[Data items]
------------------------------------------------------------

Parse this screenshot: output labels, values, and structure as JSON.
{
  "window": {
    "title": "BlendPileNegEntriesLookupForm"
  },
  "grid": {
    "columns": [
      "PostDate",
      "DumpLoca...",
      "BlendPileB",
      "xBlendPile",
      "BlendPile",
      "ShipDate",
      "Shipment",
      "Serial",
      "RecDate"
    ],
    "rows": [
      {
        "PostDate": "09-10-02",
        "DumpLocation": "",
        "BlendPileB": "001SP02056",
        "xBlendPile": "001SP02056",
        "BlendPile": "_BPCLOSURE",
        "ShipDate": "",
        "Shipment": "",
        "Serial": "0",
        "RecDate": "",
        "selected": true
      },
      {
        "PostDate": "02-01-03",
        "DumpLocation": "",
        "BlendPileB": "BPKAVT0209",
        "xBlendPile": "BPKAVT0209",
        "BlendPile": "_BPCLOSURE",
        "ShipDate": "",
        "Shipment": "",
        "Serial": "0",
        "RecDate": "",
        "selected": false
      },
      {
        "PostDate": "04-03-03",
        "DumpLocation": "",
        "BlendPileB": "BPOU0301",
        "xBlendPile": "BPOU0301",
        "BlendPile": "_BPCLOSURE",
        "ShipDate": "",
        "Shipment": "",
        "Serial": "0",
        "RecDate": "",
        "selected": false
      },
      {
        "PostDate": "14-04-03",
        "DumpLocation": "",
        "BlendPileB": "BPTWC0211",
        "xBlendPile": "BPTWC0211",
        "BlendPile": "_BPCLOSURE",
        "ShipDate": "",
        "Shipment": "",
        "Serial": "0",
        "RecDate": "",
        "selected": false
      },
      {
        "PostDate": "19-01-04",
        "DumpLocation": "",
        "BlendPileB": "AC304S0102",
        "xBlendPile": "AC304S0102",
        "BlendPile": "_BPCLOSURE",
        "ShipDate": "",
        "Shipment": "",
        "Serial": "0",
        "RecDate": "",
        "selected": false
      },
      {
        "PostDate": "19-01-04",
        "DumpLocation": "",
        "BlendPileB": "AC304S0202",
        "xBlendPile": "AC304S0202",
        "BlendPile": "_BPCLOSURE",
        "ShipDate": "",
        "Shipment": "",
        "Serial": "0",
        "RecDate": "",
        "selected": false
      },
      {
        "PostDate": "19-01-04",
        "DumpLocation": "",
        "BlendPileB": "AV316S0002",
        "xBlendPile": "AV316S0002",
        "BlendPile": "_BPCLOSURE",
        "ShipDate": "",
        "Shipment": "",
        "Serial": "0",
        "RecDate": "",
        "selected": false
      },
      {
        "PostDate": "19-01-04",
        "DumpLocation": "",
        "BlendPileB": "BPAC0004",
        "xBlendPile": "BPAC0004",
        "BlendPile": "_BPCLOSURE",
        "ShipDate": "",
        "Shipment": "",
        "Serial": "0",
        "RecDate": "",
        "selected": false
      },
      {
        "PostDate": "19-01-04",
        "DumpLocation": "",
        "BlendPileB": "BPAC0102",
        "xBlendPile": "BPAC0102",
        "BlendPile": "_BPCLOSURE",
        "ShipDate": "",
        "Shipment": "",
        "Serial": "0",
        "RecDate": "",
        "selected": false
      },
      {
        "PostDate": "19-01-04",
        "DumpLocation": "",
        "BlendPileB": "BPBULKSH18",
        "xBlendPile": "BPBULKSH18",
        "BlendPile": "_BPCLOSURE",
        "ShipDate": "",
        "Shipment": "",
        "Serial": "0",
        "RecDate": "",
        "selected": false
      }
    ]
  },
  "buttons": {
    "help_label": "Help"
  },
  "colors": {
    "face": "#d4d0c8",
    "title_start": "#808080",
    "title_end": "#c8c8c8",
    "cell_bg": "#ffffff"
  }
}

------------------------------------------------------------

[TASK BRIEF] Within the entries above, how many lines contain "xBlendPile"? Respond with the number only.

[FINISHED TASK] 11